== The exercise ==
Whenever a line contains the string "name", copy it out of the entries.

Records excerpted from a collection
-- BEGIN --
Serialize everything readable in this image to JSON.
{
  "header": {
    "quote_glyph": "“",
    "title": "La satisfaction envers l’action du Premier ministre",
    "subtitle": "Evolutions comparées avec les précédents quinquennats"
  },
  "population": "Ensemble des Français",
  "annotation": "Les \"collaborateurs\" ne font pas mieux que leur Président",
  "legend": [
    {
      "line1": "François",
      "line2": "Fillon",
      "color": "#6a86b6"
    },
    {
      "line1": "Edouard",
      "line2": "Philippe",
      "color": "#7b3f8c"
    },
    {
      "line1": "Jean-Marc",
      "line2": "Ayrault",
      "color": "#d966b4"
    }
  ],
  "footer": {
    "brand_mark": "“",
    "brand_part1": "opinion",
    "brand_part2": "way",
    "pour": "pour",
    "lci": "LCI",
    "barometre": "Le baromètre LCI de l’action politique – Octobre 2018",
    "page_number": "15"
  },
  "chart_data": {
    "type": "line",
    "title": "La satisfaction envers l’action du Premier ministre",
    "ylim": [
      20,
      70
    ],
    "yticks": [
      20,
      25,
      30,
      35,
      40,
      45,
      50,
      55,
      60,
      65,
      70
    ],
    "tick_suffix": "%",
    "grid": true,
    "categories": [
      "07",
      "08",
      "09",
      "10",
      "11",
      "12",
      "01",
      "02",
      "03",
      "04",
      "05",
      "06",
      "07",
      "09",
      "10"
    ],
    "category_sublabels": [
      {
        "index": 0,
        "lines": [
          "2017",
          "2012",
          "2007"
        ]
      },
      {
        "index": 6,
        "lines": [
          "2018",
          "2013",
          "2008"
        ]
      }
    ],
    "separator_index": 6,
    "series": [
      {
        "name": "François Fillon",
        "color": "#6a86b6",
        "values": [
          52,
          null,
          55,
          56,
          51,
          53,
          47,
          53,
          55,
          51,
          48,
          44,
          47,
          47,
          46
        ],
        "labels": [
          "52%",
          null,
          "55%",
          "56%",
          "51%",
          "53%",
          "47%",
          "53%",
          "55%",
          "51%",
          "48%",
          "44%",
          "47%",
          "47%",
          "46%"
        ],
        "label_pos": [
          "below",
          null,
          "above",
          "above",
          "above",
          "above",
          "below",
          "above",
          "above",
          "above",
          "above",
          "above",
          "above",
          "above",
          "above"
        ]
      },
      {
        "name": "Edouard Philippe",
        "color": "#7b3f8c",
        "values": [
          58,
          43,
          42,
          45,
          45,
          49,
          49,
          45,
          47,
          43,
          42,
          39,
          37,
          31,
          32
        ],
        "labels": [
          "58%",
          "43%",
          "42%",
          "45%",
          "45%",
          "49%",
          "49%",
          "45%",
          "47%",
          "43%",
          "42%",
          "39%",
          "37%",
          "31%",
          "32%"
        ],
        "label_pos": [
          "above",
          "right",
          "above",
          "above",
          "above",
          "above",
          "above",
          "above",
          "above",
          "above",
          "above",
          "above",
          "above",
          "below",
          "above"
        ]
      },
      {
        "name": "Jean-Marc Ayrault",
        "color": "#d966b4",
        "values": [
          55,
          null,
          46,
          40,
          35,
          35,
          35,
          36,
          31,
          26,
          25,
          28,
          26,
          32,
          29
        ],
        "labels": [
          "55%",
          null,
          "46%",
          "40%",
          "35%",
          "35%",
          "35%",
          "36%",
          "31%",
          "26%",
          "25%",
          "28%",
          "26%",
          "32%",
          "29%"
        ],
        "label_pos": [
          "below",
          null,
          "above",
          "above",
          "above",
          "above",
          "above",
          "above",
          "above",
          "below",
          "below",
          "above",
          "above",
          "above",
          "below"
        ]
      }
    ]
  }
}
-- END --
== Solution for this task ==
        "name": "François Fillon",
        "name": "Edouard Philippe",
        "name": "Jean-Marc Ayrault",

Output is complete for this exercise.